• DATASET EXTRACT:
-=-=-

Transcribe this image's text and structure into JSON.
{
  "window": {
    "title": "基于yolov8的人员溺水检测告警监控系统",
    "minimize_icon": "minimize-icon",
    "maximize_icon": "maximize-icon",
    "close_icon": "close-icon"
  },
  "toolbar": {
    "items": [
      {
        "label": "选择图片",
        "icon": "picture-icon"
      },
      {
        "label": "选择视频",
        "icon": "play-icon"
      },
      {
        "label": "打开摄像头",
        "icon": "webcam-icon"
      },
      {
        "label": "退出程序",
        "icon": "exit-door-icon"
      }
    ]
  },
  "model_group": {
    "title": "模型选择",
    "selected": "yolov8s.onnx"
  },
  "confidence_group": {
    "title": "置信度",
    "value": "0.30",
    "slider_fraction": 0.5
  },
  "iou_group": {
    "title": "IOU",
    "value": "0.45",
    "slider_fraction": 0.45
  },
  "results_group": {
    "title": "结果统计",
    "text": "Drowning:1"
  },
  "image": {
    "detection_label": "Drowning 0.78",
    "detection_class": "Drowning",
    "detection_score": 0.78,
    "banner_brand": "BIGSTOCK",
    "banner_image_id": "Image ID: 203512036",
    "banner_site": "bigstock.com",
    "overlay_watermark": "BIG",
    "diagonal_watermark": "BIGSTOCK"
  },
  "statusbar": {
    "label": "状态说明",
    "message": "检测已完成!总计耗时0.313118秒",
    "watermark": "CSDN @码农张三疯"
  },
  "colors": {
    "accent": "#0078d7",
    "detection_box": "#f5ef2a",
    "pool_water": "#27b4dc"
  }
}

-=-=-

• EXERCISE REQUIREMENTS: Determine how many lines in the data above contain the string "Drowning". Give nothing except the number.

• WORKED SOLUTION: 3